— start —

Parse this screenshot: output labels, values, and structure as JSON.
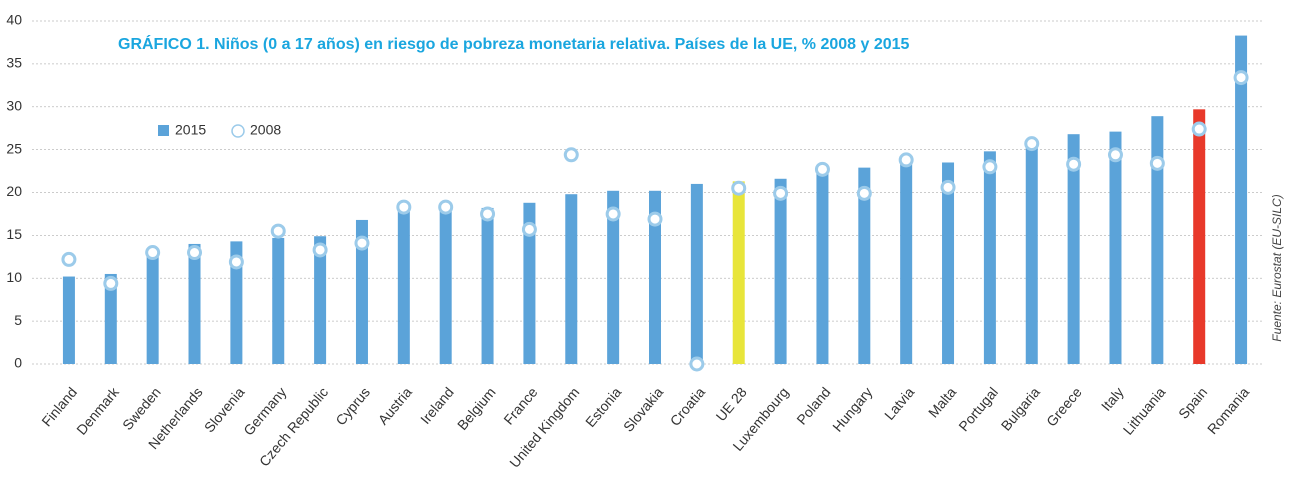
{
  "chart_data": {
    "type": "bar",
    "title": "GRÁFICO 1. Niños (0 a 17 años) en riesgo de pobreza monetaria relativa. Países de la UE, % 2008 y 2015",
    "source": "Fuente: Eurostat (EU-SILC)",
    "categories": [
      "Finland",
      "Denmark",
      "Sweden",
      "Netherlands",
      "Slovenia",
      "Germany",
      "Czech Republic",
      "Cyprus",
      "Austria",
      "Ireland",
      "Belgium",
      "France",
      "United Kingdom",
      "Estonia",
      "Slovakia",
      "Croatia",
      "UE 28",
      "Luxembourg",
      "Poland",
      "Hungary",
      "Latvia",
      "Malta",
      "Portugal",
      "Bulgaria",
      "Greece",
      "Italy",
      "Lithuania",
      "Spain",
      "Romania"
    ],
    "series": [
      {
        "name": "2015",
        "color": "#5ba3d9",
        "colors": [
          "#5ba3d9",
          "#5ba3d9",
          "#5ba3d9",
          "#5ba3d9",
          "#5ba3d9",
          "#5ba3d9",
          "#5ba3d9",
          "#5ba3d9",
          "#5ba3d9",
          "#5ba3d9",
          "#5ba3d9",
          "#5ba3d9",
          "#5ba3d9",
          "#5ba3d9",
          "#5ba3d9",
          "#5ba3d9",
          "#e8e53a",
          "#5ba3d9",
          "#5ba3d9",
          "#5ba3d9",
          "#5ba3d9",
          "#5ba3d9",
          "#5ba3d9",
          "#5ba3d9",
          "#5ba3d9",
          "#5ba3d9",
          "#5ba3d9",
          "#e8392a",
          "#5ba3d9"
        ],
        "values": [
          10.2,
          10.5,
          13.0,
          14.0,
          14.3,
          14.7,
          14.9,
          16.8,
          18.5,
          18.5,
          18.2,
          18.8,
          19.8,
          20.2,
          20.2,
          21.0,
          21.3,
          21.6,
          23.0,
          22.9,
          24.1,
          23.5,
          24.8,
          26.0,
          26.8,
          27.1,
          28.9,
          29.7,
          38.3
        ]
      },
      {
        "name": "2008",
        "color": "#9ccbea",
        "marker": "circle",
        "values": [
          12.2,
          9.4,
          13.0,
          13.0,
          11.9,
          15.5,
          13.3,
          14.1,
          18.3,
          18.3,
          17.5,
          15.7,
          24.4,
          17.5,
          16.9,
          0,
          20.5,
          19.9,
          22.7,
          19.9,
          23.8,
          20.6,
          23.0,
          25.7,
          23.3,
          24.4,
          23.4,
          27.4,
          33.4
        ]
      }
    ],
    "ylim": [
      0,
      40
    ],
    "yticks": [
      0,
      5,
      10,
      15,
      20,
      25,
      30,
      35,
      40
    ],
    "grid": true
  }
}
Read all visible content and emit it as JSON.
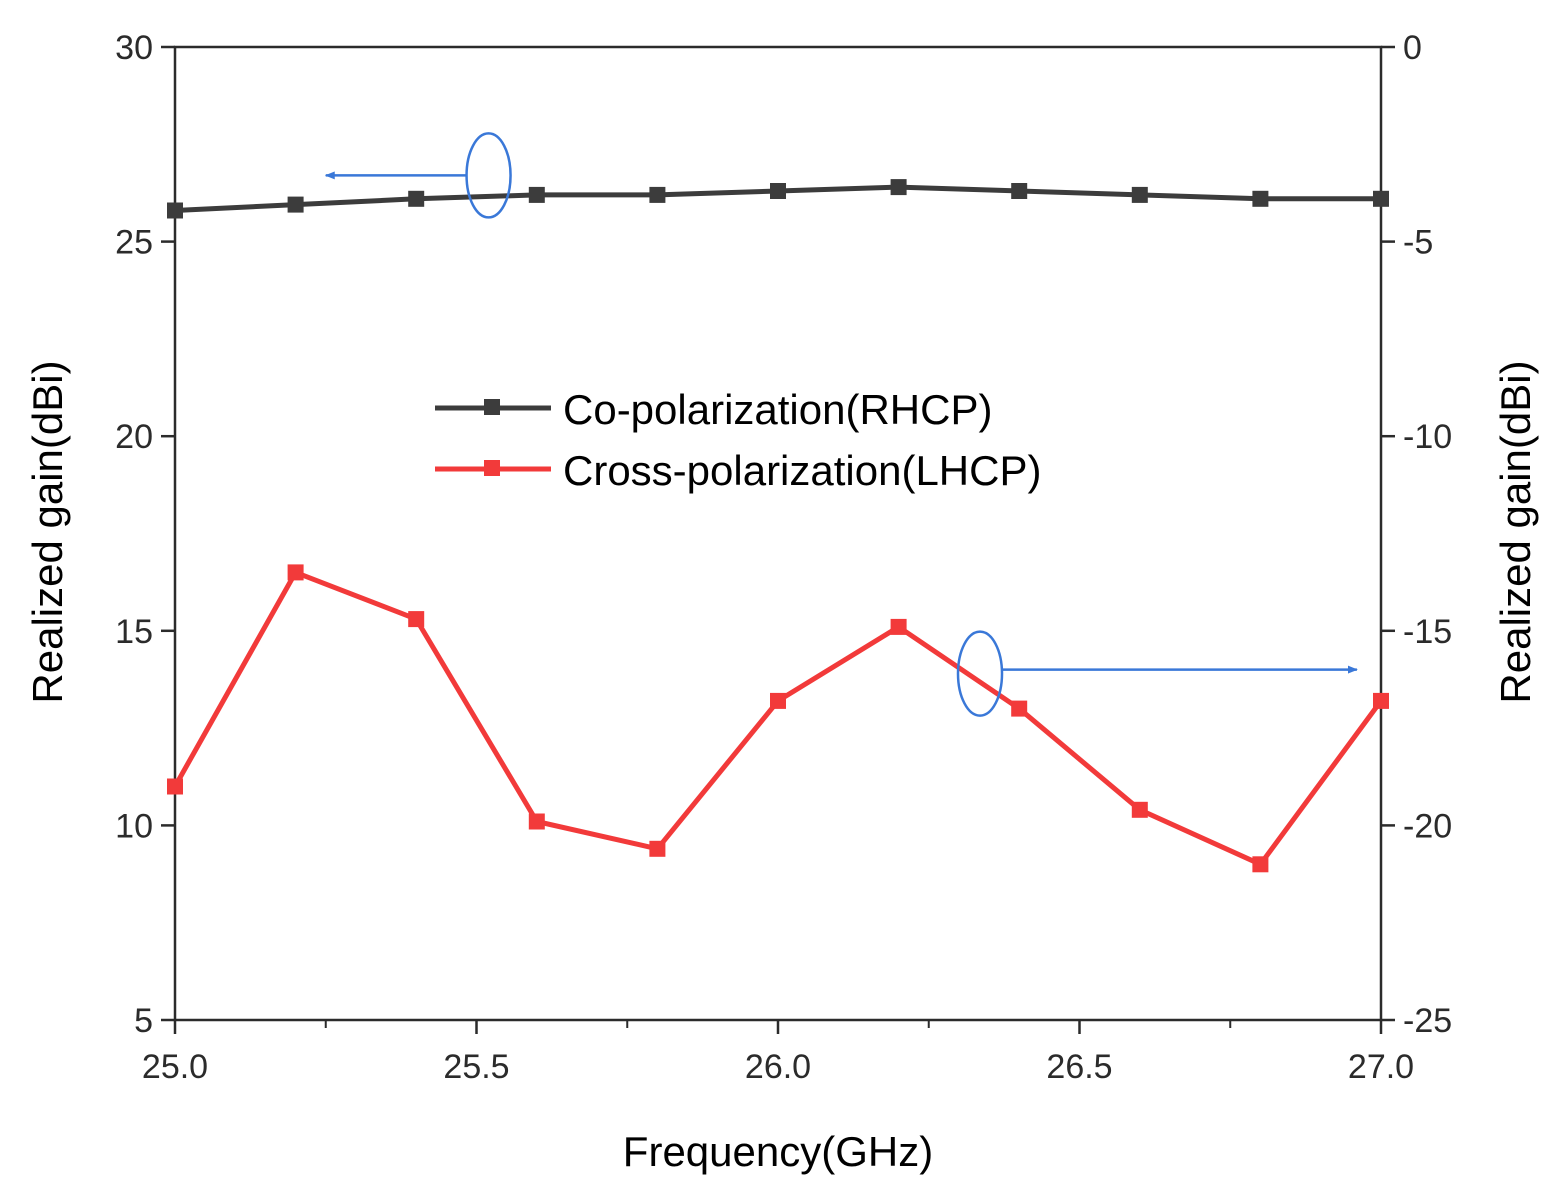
{
  "chart_data": {
    "type": "line",
    "title": "",
    "xlabel": "Frequency(GHz)",
    "ylabel_left": "Realized gain(dBi)",
    "ylabel_right": "Realized gain(dBi)",
    "xlim": [
      25.0,
      27.0
    ],
    "ylim_left": [
      5,
      30
    ],
    "ylim_right": [
      -25,
      0
    ],
    "x_ticks": [
      "25.0",
      "25.5",
      "26.0",
      "26.5",
      "27.0"
    ],
    "x_tick_values": [
      25.0,
      25.5,
      26.0,
      26.5,
      27.0
    ],
    "y_ticks_left": [
      "5",
      "10",
      "15",
      "20",
      "25",
      "30"
    ],
    "y_tick_values_left": [
      5,
      10,
      15,
      20,
      25,
      30
    ],
    "y_ticks_right": [
      "-25",
      "-20",
      "-15",
      "-10",
      "-5",
      "0"
    ],
    "y_tick_values_right": [
      -25,
      -20,
      -15,
      -10,
      -5,
      0
    ],
    "grid": false,
    "legend_position": "center",
    "x": [
      25.0,
      25.2,
      25.4,
      25.6,
      25.8,
      26.0,
      26.2,
      26.4,
      26.6,
      26.8,
      27.0
    ],
    "series": [
      {
        "name": "Co-polarization(RHCP)",
        "axis": "left",
        "color": "#3c3c3c",
        "marker": "square",
        "values": [
          25.8,
          25.95,
          26.1,
          26.2,
          26.2,
          26.3,
          26.4,
          26.3,
          26.2,
          26.1,
          26.1
        ]
      },
      {
        "name": "Cross-polarization(LHCP)",
        "axis": "right",
        "color": "#f23a3a",
        "marker": "square",
        "values": [
          -19.0,
          -13.5,
          -14.7,
          -19.9,
          -20.6,
          -16.8,
          -14.9,
          -17.0,
          -19.6,
          -21.0,
          -16.8
        ]
      }
    ],
    "annotations": [
      {
        "type": "ellipse-arrow",
        "series": "Co-polarization(RHCP)",
        "direction": "left",
        "color": "#3a78d8"
      },
      {
        "type": "ellipse-arrow",
        "series": "Cross-polarization(LHCP)",
        "direction": "right",
        "color": "#3a78d8"
      }
    ]
  }
}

— end —

Exactly as written, return every line of the listing, but not the pictures.

Parse this screenshot: output labels, values, and structure as JSON.
{
  "chart_data": {
    "type": "bar",
    "title": "GRÁFICO 1. Niños (0 a 17 años) en riesgo de pobreza monetaria relativa. Países de la UE, % 2008 y 2015",
    "source": "Fuente: Eurostat (EU-SILC)",
    "categories": [
      "Finland",
      "Denmark",
      "Sweden",
      "Netherlands",
      "Slovenia",
      "Germany",
      "Czech Republic",
      "Cyprus",
      "Austria",
      "Ireland",
      "Belgium",
      "France",
      "United Kingdom",
      "Estonia",
      "Slovakia",
      "Croatia",
      "UE 28",
      "Luxembourg",
      "Poland",
      "Hungary",
      "Latvia",
      "Malta",
      "Portugal",
      "Bulgaria",
      "Greece",
      "Italy",
      "Lithuania",
      "Spain",
      "Romania"
    ],
    "series": [
      {
        "name": "2015",
        "color": "#5ba3d9",
        "colors": [
          "#5ba3d9",
          "#5ba3d9",
          "#5ba3d9",
          "#5ba3d9",
          "#5ba3d9",
          "#5ba3d9",
          "#5ba3d9",
          "#5ba3d9",
          "#5ba3d9",
          "#5ba3d9",
          "#5ba3d9",
          "#5ba3d9",
          "#5ba3d9",
          "#5ba3d9",
          "#5ba3d9",
          "#5ba3d9",
          "#e8e53a",
          "#5ba3d9",
          "#5ba3d9",
          "#5ba3d9",
          "#5ba3d9",
          "#5ba3d9",
          "#5ba3d9",
          "#5ba3d9",
          "#5ba3d9",
          "#5ba3d9",
          "#5ba3d9",
          "#e8392a",
          "#5ba3d9"
        ],
        "values": [
          10.2,
          10.5,
          13.0,
          14.0,
          14.3,
          14.7,
          14.9,
          16.8,
          18.5,
          18.5,
          18.2,
          18.8,
          19.8,
          20.2,
          20.2,
          21.0,
          21.3,
          21.6,
          23.0,
          22.9,
          24.1,
          23.5,
          24.8,
          26.0,
          26.8,
          27.1,
          28.9,
          29.7,
          38.3
        ]
      },
      {
        "name": "2008",
        "color": "#9ccbea",
        "marker": "circle",
        "values": [
          12.2,
          9.4,
          13.0,
          13.0,
          11.9,
          15.5,
          13.3,
          14.1,
          18.3,
          18.3,
          17.5,
          15.7,
          24.4,
          17.5,
          16.9,
          0,
          20.5,
          19.9,
          22.7,
          19.9,
          23.8,
          20.6,
          23.0,
          25.7,
          23.3,
          24.4,
          23.4,
          27.4,
          33.4
        ]
      }
    ],
    "ylim": [
      0,
      40
    ],
    "yticks": [
      0,
      5,
      10,
      15,
      20,
      25,
      30,
      35,
      40
    ],
    "grid": true
  }
}
Read all visible content and emit it as JSON.
{
  "chart_data": {
    "type": "line",
    "title": "",
    "xlabel": "Frequency(GHz)",
    "ylabel_left": "Realized gain(dBi)",
    "ylabel_right": "Realized gain(dBi)",
    "xlim": [
      25.0,
      27.0
    ],
    "ylim_left": [
      5,
      30
    ],
    "ylim_right": [
      -25,
      0
    ],
    "x_ticks": [
      "25.0",
      "25.5",
      "26.0",
      "26.5",
      "27.0"
    ],
    "x_tick_values": [
      25.0,
      25.5,
      26.0,
      26.5,
      27.0
    ],
    "y_ticks_left": [
      "5",
      "10",
      "15",
      "20",
      "25",
      "30"
    ],
    "y_tick_values_left": [
      5,
      10,
      15,
      20,
      25,
      30
    ],
    "y_ticks_right": [
      "-25",
      "-20",
      "-15",
      "-10",
      "-5",
      "0"
    ],
    "y_tick_values_right": [
      -25,
      -20,
      -15,
      -10,
      -5,
      0
    ],
    "grid": false,
    "legend_position": "center",
    "x": [
      25.0,
      25.2,
      25.4,
      25.6,
      25.8,
      26.0,
      26.2,
      26.4,
      26.6,
      26.8,
      27.0
    ],
    "series": [
      {
        "name": "Co-polarization(RHCP)",
        "axis": "left",
        "color": "#3c3c3c",
        "marker": "square",
        "values": [
          25.8,
          25.95,
          26.1,
          26.2,
          26.2,
          26.3,
          26.4,
          26.3,
          26.2,
          26.1,
          26.1
        ]
      },
      {
        "name": "Cross-polarization(LHCP)",
        "axis": "right",
        "color": "#f23a3a",
        "marker": "square",
        "values": [
          -19.0,
          -13.5,
          -14.7,
          -19.9,
          -20.6,
          -16.8,
          -14.9,
          -17.0,
          -19.6,
          -21.0,
          -16.8
        ]
      }
    ],
    "annotations": [
      {
        "type": "ellipse-arrow",
        "series": "Co-polarization(RHCP)",
        "direction": "left",
        "color": "#3a78d8"
      },
      {
        "type": "ellipse-arrow",
        "series": "Cross-polarization(LHCP)",
        "direction": "right",
        "color": "#3a78d8"
      }
    ]
  }
}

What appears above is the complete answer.